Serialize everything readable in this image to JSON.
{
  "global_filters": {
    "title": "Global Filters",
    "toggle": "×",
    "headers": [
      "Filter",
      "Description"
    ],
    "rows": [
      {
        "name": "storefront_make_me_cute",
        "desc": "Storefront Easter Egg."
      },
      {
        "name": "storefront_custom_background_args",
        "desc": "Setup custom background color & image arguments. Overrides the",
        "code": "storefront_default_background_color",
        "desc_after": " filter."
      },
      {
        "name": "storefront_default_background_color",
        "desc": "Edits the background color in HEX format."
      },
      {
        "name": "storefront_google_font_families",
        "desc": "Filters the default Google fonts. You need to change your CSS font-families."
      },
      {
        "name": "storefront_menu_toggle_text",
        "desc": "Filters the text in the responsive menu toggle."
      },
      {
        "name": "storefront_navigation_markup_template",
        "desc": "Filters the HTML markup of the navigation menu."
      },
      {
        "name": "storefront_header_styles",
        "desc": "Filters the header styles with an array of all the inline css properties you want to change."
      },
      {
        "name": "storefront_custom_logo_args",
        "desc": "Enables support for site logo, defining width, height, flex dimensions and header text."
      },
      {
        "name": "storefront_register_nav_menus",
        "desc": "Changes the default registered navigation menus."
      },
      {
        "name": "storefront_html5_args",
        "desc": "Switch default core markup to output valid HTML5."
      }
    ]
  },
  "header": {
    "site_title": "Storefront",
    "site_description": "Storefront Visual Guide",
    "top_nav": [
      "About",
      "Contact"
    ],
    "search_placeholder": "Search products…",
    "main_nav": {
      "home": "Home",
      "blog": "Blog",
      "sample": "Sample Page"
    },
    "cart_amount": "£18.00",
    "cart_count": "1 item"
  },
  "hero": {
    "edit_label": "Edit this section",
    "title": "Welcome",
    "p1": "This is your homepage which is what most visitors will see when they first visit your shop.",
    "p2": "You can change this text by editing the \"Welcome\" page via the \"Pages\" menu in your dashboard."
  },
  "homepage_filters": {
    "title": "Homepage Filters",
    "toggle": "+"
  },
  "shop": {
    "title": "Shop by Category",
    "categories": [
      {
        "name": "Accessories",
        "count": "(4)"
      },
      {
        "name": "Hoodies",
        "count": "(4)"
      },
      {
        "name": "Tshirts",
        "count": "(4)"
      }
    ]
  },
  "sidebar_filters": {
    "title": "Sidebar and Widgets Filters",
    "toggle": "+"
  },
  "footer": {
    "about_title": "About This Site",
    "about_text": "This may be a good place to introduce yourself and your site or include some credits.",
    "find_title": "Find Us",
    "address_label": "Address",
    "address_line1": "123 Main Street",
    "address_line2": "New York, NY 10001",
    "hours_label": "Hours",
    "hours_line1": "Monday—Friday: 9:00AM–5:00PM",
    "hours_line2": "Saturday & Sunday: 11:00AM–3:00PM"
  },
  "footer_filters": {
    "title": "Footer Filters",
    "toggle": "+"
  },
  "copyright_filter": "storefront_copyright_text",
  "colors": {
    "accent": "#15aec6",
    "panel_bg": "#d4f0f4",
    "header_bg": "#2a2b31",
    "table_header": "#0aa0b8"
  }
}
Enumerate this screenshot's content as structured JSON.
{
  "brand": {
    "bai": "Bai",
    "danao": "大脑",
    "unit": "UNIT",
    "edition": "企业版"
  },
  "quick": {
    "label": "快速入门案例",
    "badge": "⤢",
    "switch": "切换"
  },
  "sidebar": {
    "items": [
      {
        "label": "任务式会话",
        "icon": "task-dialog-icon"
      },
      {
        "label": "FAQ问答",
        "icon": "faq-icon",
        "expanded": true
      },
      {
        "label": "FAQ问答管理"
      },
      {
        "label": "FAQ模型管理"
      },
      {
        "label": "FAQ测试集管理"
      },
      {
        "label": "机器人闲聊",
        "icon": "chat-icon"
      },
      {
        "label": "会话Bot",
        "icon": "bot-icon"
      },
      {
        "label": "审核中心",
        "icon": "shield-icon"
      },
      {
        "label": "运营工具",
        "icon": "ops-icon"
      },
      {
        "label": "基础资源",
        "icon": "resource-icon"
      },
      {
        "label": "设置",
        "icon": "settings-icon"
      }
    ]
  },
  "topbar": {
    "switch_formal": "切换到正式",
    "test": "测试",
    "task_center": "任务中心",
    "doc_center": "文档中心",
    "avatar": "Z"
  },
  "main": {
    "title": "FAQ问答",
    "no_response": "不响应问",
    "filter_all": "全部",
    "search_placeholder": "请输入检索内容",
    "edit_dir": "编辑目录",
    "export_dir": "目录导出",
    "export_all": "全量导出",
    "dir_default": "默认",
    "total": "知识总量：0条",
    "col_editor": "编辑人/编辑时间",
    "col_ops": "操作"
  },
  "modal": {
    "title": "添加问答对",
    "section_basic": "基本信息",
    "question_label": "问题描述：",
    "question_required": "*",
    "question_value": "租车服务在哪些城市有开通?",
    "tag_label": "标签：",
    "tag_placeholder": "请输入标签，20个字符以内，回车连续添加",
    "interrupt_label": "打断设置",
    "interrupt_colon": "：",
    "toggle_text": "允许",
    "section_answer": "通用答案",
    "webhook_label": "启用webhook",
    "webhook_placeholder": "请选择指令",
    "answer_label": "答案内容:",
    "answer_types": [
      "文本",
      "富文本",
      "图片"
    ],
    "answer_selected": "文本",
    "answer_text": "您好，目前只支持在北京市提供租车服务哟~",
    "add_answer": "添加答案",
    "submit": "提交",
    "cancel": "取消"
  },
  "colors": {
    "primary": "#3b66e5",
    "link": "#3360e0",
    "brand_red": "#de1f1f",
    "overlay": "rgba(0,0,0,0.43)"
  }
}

TASK OBJECTIVE:
Copy every record above exactly as it appears.

CORRECT ANSWER:
Serialize everything readable in this image to JSON.
{
  "global_filters": {
    "title": "Global Filters",
    "toggle": "×",
    "headers": [
      "Filter",
      "Description"
    ],
    "rows": [
      {
        "name": "storefront_make_me_cute",
        "desc": "Storefront Easter Egg."
      },
      {
        "name": "storefront_custom_background_args",
        "desc": "Setup custom background color & image arguments. Overrides the",
        "code": "storefront_default_background_color",
        "desc_after": " filter."
      },
      {
        "name": "storefront_default_background_color",
        "desc": "Edits the background color in HEX format."
      },
      {
        "name": "storefront_google_font_families",
        "desc": "Filters the default Google fonts. You need to change your CSS font-families."
      },
      {
        "name": "storefront_menu_toggle_text",
        "desc": "Filters the text in the responsive menu toggle."
      },
      {
        "name": "storefront_navigation_markup_template",
        "desc": "Filters the HTML markup of the navigation menu."
      },
      {
        "name": "storefront_header_styles",
        "desc": "Filters the header styles with an array of all the inline css properties you want to change."
      },
      {
        "name": "storefront_custom_logo_args",
        "desc": "Enables support for site logo, defining width, height, flex dimensions and header text."
      },
      {
        "name": "storefront_register_nav_menus",
        "desc": "Changes the default registered navigation menus."
      },
      {
        "name": "storefront_html5_args",
        "desc": "Switch default core markup to output valid HTML5."
      }
    ]
  },
  "header": {
    "site_title": "Storefront",
    "site_description": "Storefront Visual Guide",
    "top_nav": [
      "About",
      "Contact"
    ],
    "search_placeholder": "Search products…",
    "main_nav": {
      "home": "Home",
      "blog": "Blog",
      "sample": "Sample Page"
    },
    "cart_amount": "£18.00",
    "cart_count": "1 item"
  },
  "hero": {
    "edit_label": "Edit this section",
    "title": "Welcome",
    "p1": "This is your homepage which is what most visitors will see when they first visit your shop.",
    "p2": "You can change this text by editing the \"Welcome\" page via the \"Pages\" menu in your dashboard."
  },
  "homepage_filters": {
    "title": "Homepage Filters",
    "toggle": "+"
  },
  "shop": {
    "title": "Shop by Category",
    "categories": [
      {
        "name": "Accessories",
        "count": "(4)"
      },
      {
        "name": "Hoodies",
        "count": "(4)"
      },
      {
        "name": "Tshirts",
        "count": "(4)"
      }
    ]
  },
  "sidebar_filters": {
    "title": "Sidebar and Widgets Filters",
    "toggle": "+"
  },
  "footer": {
    "about_title": "About This Site",
    "about_text": "This may be a good place to introduce yourself and your site or include some credits.",
    "find_title": "Find Us",
    "address_label": "Address",
    "address_line1": "123 Main Street",
    "address_line2": "New York, NY 10001",
    "hours_label": "Hours",
    "hours_line1": "Monday—Friday: 9:00AM–5:00PM",
    "hours_line2": "Saturday & Sunday: 11:00AM–3:00PM"
  },
  "footer_filters": {
    "title": "Footer Filters",
    "toggle": "+"
  },
  "copyright_filter": "storefront_copyright_text",
  "colors": {
    "accent": "#15aec6",
    "panel_bg": "#d4f0f4",
    "header_bg": "#2a2b31",
    "table_header": "#0aa0b8"
  }
}
Enumerate this screenshot's content as structured JSON.
{
  "brand": {
    "bai": "Bai",
    "danao": "大脑",
    "unit": "UNIT",
    "edition": "企业版"
  },
  "quick": {
    "label": "快速入门案例",
    "badge": "⤢",
    "switch": "切换"
  },
  "sidebar": {
    "items": [
      {
        "label": "任务式会话",
        "icon": "task-dialog-icon"
      },
      {
        "label": "FAQ问答",
        "icon": "faq-icon",
        "expanded": true
      },
      {
        "label": "FAQ问答管理"
      },
      {
        "label": "FAQ模型管理"
      },
      {
        "label": "FAQ测试集管理"
      },
      {
        "label": "机器人闲聊",
        "icon": "chat-icon"
      },
      {
        "label": "会话Bot",
        "icon": "bot-icon"
      },
      {
        "label": "审核中心",
        "icon": "shield-icon"
      },
      {
        "label": "运营工具",
        "icon": "ops-icon"
      },
      {
        "label": "基础资源",
        "icon": "resource-icon"
      },
      {
        "label": "设置",
        "icon": "settings-icon"
      }
    ]
  },
  "topbar": {
    "switch_formal": "切换到正式",
    "test": "测试",
    "task_center": "任务中心",
    "doc_center": "文档中心",
    "avatar": "Z"
  },
  "main": {
    "title": "FAQ问答",
    "no_response": "不响应问",
    "filter_all": "全部",
    "search_placeholder": "请输入检索内容",
    "edit_dir": "编辑目录",
    "export_dir": "目录导出",
    "export_all": "全量导出",
    "dir_default": "默认",
    "total": "知识总量：0条",
    "col_editor": "编辑人/编辑时间",
    "col_ops": "操作"
  },
  "modal": {
    "title": "添加问答对",
    "section_basic": "基本信息",
    "question_label": "问题描述：",
    "question_required": "*",
    "question_value": "租车服务在哪些城市有开通?",
    "tag_label": "标签：",
    "tag_placeholder": "请输入标签，20个字符以内，回车连续添加",
    "interrupt_label": "打断设置",
    "interrupt_colon": "：",
    "toggle_text": "允许",
    "section_answer": "通用答案",
    "webhook_label": "启用webhook",
    "webhook_placeholder": "请选择指令",
    "answer_label": "答案内容:",
    "answer_types": [
      "文本",
      "富文本",
      "图片"
    ],
    "answer_selected": "文本",
    "answer_text": "您好，目前只支持在北京市提供租车服务哟~",
    "add_answer": "添加答案",
    "submit": "提交",
    "cancel": "取消"
  },
  "colors": {
    "primary": "#3b66e5",
    "link": "#3360e0",
    "brand_red": "#de1f1f",
    "overlay": "rgba(0,0,0,0.43)"
  }
}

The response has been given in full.